[Begin SUPPLIED RECORDS]
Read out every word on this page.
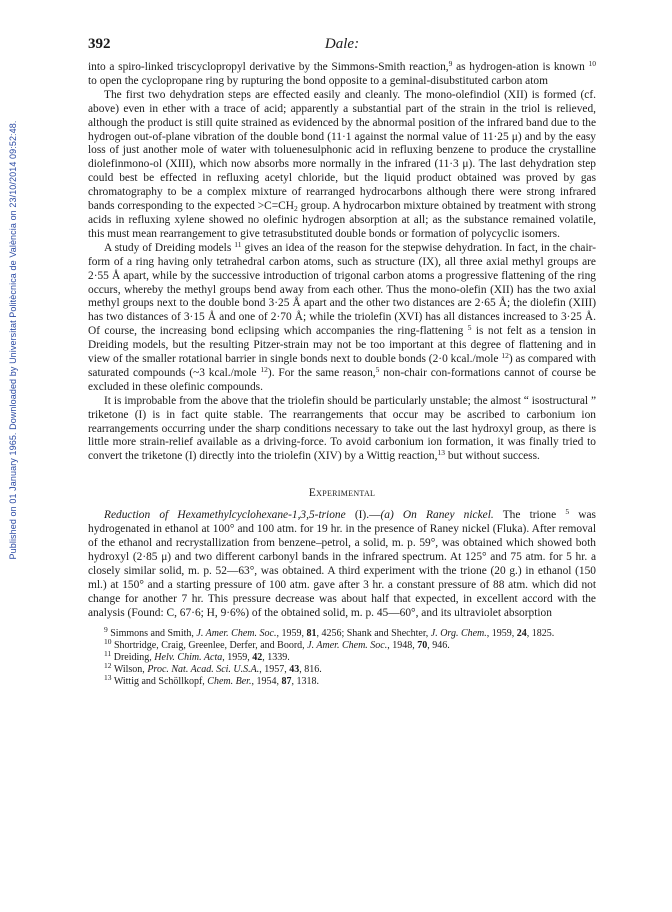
Published on 01 January 1965. Downloaded by Universitat Politècnica de València on 23/10/2014 09:52:48.
392	Dale:

into a spiro-linked triscyclopropyl derivative by the Simmons-Smith reaction,$^9$ as hydrogen-ation is known $^{10}$ to open the cyclopropane ring by rupturing the bond opposite to a geminal-disubstituted carbon atom

The first two dehydration steps are effected easily and cleanly. The mono-olefindiol (XII) is formed (cf. above) even in ether with a trace of acid; apparently a substantial part of the strain in the triol is relieved, although the product is still quite strained as evidenced by the abnormal position of the infrared band due to the hydrogen out-of-plane vibration of the double bond (11·1 against the normal value of 11·25 μ) and by the easy loss of just another mole of water with toluenesulphonic acid in refluxing benzene to produce the crystalline diolefinmono-ol (XIII), which now absorbs more normally in the infrared (11·3 μ). The last dehydration step could best be effected in refluxing acetyl chloride, but the liquid product obtained was proved by gas chromatography to be a complex mixture of rearranged hydrocarbons although there were strong infrared bands corresponding to the expected $>C=CH_2$ group. A hydrocarbon mixture obtained by treatment with strong acids in refluxing xylene showed no olefinic hydrogen absorption at all; as the substance remained volatile, this must mean rearrangement to give tetrasubstituted double bonds or formation of polycyclic isomers.

A study of Dreiding models $^{11}$ gives an idea of the reason for the stepwise dehydration. In fact, in the chair-form of a ring having only tetrahedral carbon atoms, such as structure (IX), all three axial methyl groups are 2·55 Å apart, while by the successive introduction of trigonal carbon atoms a progressive flattening of the ring occurs, whereby the methyl groups bend away from each other. Thus the mono-olefin (XII) has the two axial methyl groups next to the double bond 3·25 Å apart and the other two distances are 2·65 Å; the diolefin (XIII) has two distances of 3·15 Å and one of 2·70 Å; while the triolefin (XVI) has all distances increased to 3·25 Å. Of course, the increasing bond eclipsing which accompanies the ring-flattening $^5$ is not felt as a tension in Dreiding models, but the resulting Pitzer-strain may not be too important at this degree of flattening and in view of the smaller rotational barrier in single bonds next to double bonds (2·0 kcal./mole $^{12}$) as compared with saturated compounds (~3 kcal./mole $^{12}$). For the same reason,$^5$ non-chair con-formations cannot of course be excluded in these olefinic compounds.

It is improbable from the above that the triolefin should be particularly unstable; the almost “ isostructural ” triketone (I) is in fact quite stable. The rearrangements that occur may be ascribed to carbonium ion rearrangements occurring under the sharp conditions necessary to take out the last hydroxyl group, as there is little more strain-relief available as a driving-force. To avoid carbonium ion formation, it was finally tried to convert the triketone (I) directly into the triolefin (XIV) by a Wittig reaction,$^{13}$ but without success.

Experimental

Reduction of Hexamethylcyclohexane-1,3,5-trione (I).—(a) On Raney nickel. The trione $^5$ was hydrogenated in ethanol at 100° and 100 atm. for 19 hr. in the presence of Raney nickel (Fluka). After removal of the ethanol and recrystallization from benzene–petrol, a solid, m. p. 59°, was obtained which showed both hydroxyl (2·85 μ) and two different carbonyl bands in the infrared spectrum. At 125° and 75 atm. for 5 hr. a closely similar solid, m. p. 52—63°, was obtained. A third experiment with the trione (20 g.) in ethanol (150 ml.) at 150° and a starting pressure of 100 atm. gave after 3 hr. a constant pressure of 88 atm. which did not change for another 7 hr. This pressure decrease was about half that expected, in excellent accord with the analysis (Found: C, 67·6; H, 9·6%) of the obtained solid, m. p. 45—60°, and its ultraviolet absorption

$^9$ Simmons and Smith, J. Amer. Chem. Soc., 1959, 81, 4256; Shank and Shechter, J. Org. Chem., 1959, 24, 1825.

$^{10}$ Shortridge, Craig, Greenlee, Derfer, and Boord, J. Amer. Chem. Soc., 1948, 70, 946.

$^{11}$ Dreiding, Helv. Chim. Acta, 1959, 42, 1339.

$^{12}$ Wilson, Proc. Nat. Acad. Sci. U.S.A., 1957, 43, 816.

$^{13}$ Wittig and Schöllkopf, Chem. Ber., 1954, 87, 1318.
[End SUPPLIED RECORDS]
WORK TO BE COMPLETED :: Pick out the lines containing the string "hydroxyl".

COMPLETED TASK ::
It is improbable from the above that the triolefin should be particularly unstable; the almost “ isostructural ” triketone (I) is in fact quite stable. The rearrangements that occur may be ascribed to carbonium ion rearrangements occurring under the sharp conditions necessary to take out the last hydroxyl group, as there is little more strain-relief available as a driving-force. To avoid carbonium ion formation, it was finally tried to convert the triketone (I) directly into the triolefin (XIV) by a Wittig reaction,$^{13}$ but without success.
Reduction of Hexamethylcyclohexane-1,3,5-trione (I).—(a) On Raney nickel. The trione $^5$ was hydrogenated in ethanol at 100° and 100 atm. for 19 hr. in the presence of Raney nickel (Fluka). After removal of the ethanol and recrystallization from benzene–petrol, a solid, m. p. 59°, was obtained which showed both hydroxyl (2·85 μ) and two different carbonyl bands in the infrared spectrum. At 125° and 75 atm. for 5 hr. a closely similar solid, m. p. 52—63°, was obtained. A third experiment with the trione (20 g.) in ethanol (150 ml.) at 150° and a starting pressure of 100 atm. gave after 3 hr. a constant pressure of 88 atm. which did not change for another 7 hr. This pressure decrease was about half that expected, in excellent accord with the analysis (Found: C, 67·6; H, 9·6%) of the obtained solid, m. p. 45—60°, and its ultraviolet absorption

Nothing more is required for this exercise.